= REQUIREMENT =
Recast every line of the listing below as a numbered list, omitting blank lines and leaving out the pictures.

Layout dataset listing
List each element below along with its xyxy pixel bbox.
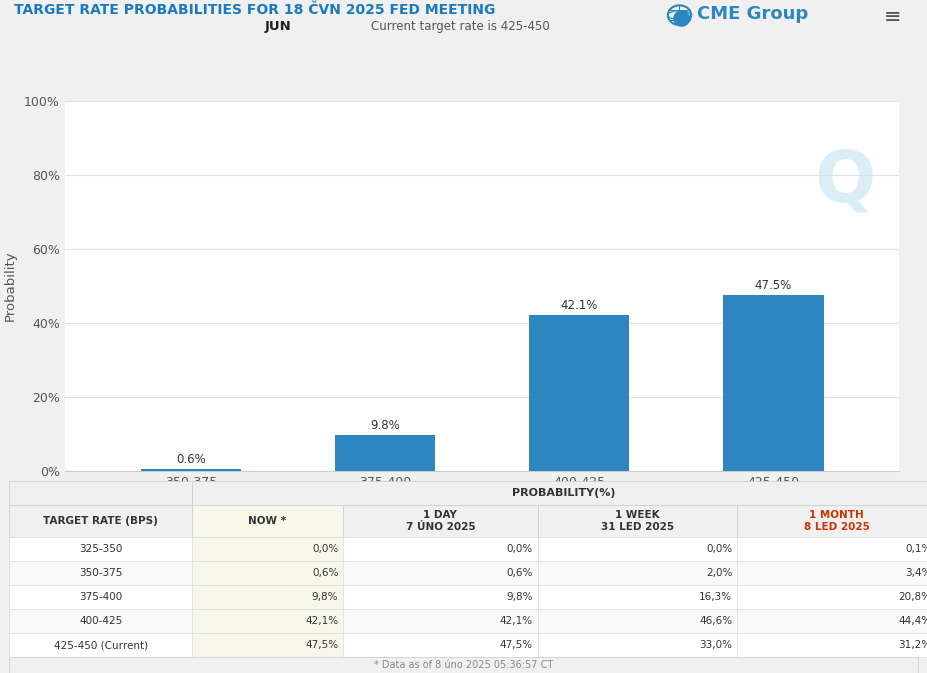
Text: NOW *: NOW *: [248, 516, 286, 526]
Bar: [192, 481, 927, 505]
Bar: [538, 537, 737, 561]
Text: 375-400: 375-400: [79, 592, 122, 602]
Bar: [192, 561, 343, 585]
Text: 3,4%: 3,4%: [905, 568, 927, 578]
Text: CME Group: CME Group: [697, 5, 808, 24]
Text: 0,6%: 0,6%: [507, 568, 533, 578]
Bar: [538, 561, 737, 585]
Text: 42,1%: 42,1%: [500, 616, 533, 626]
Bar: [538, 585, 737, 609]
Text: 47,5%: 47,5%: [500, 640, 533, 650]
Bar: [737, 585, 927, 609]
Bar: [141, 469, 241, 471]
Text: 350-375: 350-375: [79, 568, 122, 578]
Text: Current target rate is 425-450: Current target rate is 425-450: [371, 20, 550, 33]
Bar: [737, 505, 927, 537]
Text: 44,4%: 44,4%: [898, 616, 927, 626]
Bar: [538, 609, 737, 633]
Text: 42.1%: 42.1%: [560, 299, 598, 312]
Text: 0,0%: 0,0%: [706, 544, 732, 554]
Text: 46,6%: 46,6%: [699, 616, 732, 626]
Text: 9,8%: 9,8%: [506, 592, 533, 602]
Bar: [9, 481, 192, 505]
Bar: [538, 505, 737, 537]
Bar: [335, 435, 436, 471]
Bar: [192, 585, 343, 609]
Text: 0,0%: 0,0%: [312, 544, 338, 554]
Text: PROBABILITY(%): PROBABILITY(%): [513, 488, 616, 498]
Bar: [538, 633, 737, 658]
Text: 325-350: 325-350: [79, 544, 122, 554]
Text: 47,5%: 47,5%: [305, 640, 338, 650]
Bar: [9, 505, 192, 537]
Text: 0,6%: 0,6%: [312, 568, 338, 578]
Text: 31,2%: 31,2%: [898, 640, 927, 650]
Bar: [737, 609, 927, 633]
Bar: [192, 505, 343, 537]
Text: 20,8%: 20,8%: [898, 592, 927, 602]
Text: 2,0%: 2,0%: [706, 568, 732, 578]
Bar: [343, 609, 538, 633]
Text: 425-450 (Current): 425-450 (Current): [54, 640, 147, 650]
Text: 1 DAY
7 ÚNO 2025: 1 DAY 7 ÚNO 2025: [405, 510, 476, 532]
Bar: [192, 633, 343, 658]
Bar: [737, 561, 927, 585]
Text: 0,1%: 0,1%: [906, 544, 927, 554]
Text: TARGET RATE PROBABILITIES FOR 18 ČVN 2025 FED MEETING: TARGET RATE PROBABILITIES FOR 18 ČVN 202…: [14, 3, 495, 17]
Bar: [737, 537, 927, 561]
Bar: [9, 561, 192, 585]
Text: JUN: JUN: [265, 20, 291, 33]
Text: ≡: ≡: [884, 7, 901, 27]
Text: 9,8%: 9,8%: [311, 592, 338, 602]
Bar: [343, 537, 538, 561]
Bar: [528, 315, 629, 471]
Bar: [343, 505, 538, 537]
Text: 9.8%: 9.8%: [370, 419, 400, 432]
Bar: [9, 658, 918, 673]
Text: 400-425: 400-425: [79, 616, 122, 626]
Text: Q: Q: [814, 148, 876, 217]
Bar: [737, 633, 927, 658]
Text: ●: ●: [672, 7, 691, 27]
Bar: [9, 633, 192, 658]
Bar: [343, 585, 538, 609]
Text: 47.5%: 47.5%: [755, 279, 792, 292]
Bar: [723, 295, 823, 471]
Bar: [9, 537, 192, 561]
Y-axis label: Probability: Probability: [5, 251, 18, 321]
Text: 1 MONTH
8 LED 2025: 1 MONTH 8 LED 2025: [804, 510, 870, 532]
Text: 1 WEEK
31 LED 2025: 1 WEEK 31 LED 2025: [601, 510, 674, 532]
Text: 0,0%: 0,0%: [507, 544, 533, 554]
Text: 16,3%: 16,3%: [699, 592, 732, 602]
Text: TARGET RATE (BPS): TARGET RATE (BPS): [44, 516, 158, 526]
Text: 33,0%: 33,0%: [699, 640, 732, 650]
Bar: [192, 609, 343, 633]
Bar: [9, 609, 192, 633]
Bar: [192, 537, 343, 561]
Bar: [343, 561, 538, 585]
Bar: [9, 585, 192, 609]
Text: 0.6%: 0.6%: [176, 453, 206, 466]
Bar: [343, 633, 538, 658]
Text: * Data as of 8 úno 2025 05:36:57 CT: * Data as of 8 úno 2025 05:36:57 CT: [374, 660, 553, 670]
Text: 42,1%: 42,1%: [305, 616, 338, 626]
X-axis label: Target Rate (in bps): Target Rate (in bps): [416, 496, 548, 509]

= RESPONSE =
1. List each element below along with its xyxy pixel bbox.
2. Text: NOW *: NOW *: [248, 516, 286, 526]
3. Bar: [192, 481, 927, 505]
4. Bar: [538, 537, 737, 561]
5. Text: 375-400: 375-400: [79, 592, 122, 602]
6. Bar: [192, 561, 343, 585]
7. Text: 3,4%: 3,4%: [905, 568, 927, 578]
8. Text: CME Group: CME Group: [697, 5, 808, 24]
9. Text: 0,6%: 0,6%: [507, 568, 533, 578]
10. Bar: [538, 561, 737, 585]
11. Text: 42,1%: 42,1%: [500, 616, 533, 626]
12. Bar: [538, 585, 737, 609]
13. Text: 47,5%: 47,5%: [500, 640, 533, 650]
14. Bar: [737, 585, 927, 609]
15. Bar: [141, 469, 241, 471]
16. Text: 350-375: 350-375: [79, 568, 122, 578]
17. Text: Current target rate is 425-450: Current target rate is 425-450: [371, 20, 550, 33]
18. Bar: [737, 505, 927, 537]
19. Text: 44,4%: 44,4%: [898, 616, 927, 626]
20. Bar: [538, 609, 737, 633]
21. Text: 42.1%: 42.1%: [560, 299, 598, 312]
22. Text: 0,0%: 0,0%: [706, 544, 732, 554]
23. Text: 46,6%: 46,6%: [699, 616, 732, 626]
24. Text: 9,8%: 9,8%: [506, 592, 533, 602]
25. Bar: [9, 481, 192, 505]
26. Bar: [538, 505, 737, 537]
27. Bar: [335, 435, 436, 471]
28. Bar: [192, 585, 343, 609]
29. Text: 0,0%: 0,0%: [312, 544, 338, 554]
30. Text: PROBABILITY(%): PROBABILITY(%): [513, 488, 616, 498]
31. Bar: [538, 633, 737, 658]
32. Text: 325-350: 325-350: [79, 544, 122, 554]
33. Text: 47,5%: 47,5%: [305, 640, 338, 650]
34. Bar: [9, 505, 192, 537]
35. Text: 0,6%: 0,6%: [312, 568, 338, 578]
36. Text: 31,2%: 31,2%: [898, 640, 927, 650]
37. Bar: [737, 609, 927, 633]
38. Bar: [192, 505, 343, 537]
39. Text: 20,8%: 20,8%: [898, 592, 927, 602]
40. Text: 2,0%: 2,0%: [706, 568, 732, 578]
41. Bar: [343, 609, 538, 633]
42. Text: 425-450 (Current): 425-450 (Current): [54, 640, 147, 650]
43. Text: 1 DAY
44. 7 ÚNO 2025: 1 DAY 7 ÚNO 2025: [405, 510, 476, 532]
45. Bar: [192, 633, 343, 658]
46. Bar: [737, 561, 927, 585]
47. Text: 0,1%: 0,1%: [906, 544, 927, 554]
48. Text: TARGET RATE PROBABILITIES FOR 18 ČVN 2025 FED MEETING: TARGET RATE PROBABILITIES FOR 18 ČVN 202…: [14, 3, 495, 17]
49. Bar: [737, 537, 927, 561]
50. Bar: [9, 561, 192, 585]
51. Text: JUN: JUN: [265, 20, 291, 33]
52. Text: ≡: ≡: [884, 7, 901, 27]
53. Text: 9,8%: 9,8%: [311, 592, 338, 602]
54. Bar: [343, 537, 538, 561]
55. Bar: [528, 315, 629, 471]
56. Bar: [343, 505, 538, 537]
57. Text: 9.8%: 9.8%: [370, 419, 400, 432]
58. Bar: [9, 658, 918, 673]
59. Text: 400-425: 400-425: [79, 616, 122, 626]
60. Text: Q: Q: [814, 148, 876, 217]
61. Bar: [737, 633, 927, 658]
62. Text: ●: ●: [672, 7, 691, 27]
63. Bar: [9, 633, 192, 658]
64. Bar: [343, 585, 538, 609]
65. Text: 47.5%: 47.5%: [755, 279, 792, 292]
66. Bar: [723, 295, 823, 471]
67. Bar: [9, 537, 192, 561]
68. Y-axis label: Probability: Probability: [5, 251, 18, 321]
69. Text: 1 MONTH
70. 8 LED 2025: 1 MONTH 8 LED 2025: [804, 510, 870, 532]
71. Text: 1 WEEK
72. 31 LED 2025: 1 WEEK 31 LED 2025: [601, 510, 674, 532]
73. Text: 0,0%: 0,0%: [507, 544, 533, 554]
74. Text: 16,3%: 16,3%: [699, 592, 732, 602]
75. Text: TARGET RATE (BPS): TARGET RATE (BPS): [44, 516, 158, 526]
76. Text: 33,0%: 33,0%: [699, 640, 732, 650]
77. Bar: [192, 609, 343, 633]
78. Bar: [9, 609, 192, 633]
79. Bar: [192, 537, 343, 561]
80. Bar: [343, 561, 538, 585]
81. Bar: [9, 585, 192, 609]
82. Text: 0.6%: 0.6%: [176, 453, 206, 466]
83. Bar: [343, 633, 538, 658]
84. Text: * Data as of 8 úno 2025 05:36:57 CT: * Data as of 8 úno 2025 05:36:57 CT: [374, 660, 553, 670]
85. Text: 42,1%: 42,1%: [305, 616, 338, 626]
86. X-axis label: Target Rate (in bps): Target Rate (in bps): [416, 496, 548, 509]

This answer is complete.